Dataset rows about figures
▬▬▬
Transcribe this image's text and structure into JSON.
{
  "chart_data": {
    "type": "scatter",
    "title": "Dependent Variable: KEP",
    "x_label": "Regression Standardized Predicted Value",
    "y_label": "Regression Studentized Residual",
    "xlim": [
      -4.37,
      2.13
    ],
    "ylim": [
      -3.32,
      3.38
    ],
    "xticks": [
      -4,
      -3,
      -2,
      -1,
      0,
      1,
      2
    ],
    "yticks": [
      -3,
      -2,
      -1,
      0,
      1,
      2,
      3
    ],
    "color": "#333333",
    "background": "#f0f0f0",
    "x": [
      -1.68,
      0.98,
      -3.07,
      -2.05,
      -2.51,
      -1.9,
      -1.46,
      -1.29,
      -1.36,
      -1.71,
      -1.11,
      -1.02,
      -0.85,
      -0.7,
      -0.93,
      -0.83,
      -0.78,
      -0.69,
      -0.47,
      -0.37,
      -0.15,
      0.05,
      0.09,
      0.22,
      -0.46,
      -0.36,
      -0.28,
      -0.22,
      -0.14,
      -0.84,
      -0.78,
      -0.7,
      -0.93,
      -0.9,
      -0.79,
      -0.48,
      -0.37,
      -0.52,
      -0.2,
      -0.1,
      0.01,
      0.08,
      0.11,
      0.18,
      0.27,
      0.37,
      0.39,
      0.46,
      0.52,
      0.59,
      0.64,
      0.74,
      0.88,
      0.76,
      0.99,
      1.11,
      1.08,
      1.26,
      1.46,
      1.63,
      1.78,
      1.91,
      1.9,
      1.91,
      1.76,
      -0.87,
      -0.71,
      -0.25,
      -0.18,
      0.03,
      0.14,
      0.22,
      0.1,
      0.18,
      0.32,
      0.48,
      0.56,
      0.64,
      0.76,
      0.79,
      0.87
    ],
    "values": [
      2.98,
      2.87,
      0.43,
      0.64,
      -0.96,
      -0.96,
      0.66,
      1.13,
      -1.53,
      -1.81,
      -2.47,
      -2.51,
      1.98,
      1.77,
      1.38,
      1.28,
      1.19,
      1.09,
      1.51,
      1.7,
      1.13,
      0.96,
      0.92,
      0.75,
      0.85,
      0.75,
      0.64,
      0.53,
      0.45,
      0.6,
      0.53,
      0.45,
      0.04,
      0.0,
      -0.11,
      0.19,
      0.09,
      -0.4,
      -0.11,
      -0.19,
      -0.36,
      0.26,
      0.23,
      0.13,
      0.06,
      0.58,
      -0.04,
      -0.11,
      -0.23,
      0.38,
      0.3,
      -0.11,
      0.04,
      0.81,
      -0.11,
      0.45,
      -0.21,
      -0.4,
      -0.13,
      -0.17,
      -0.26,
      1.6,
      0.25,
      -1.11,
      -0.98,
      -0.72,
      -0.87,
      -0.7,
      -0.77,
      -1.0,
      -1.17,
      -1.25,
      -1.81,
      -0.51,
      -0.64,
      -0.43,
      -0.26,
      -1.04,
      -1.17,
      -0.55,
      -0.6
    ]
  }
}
▬▬▬
> **PROMPT**
From the listing above, copy out each line where the word "Regression" appears.

> **EXERCISE SOLUTION**
    "x_label": "Regression Standardized Predicted Value",
    "y_label": "Regression Studentized Residual",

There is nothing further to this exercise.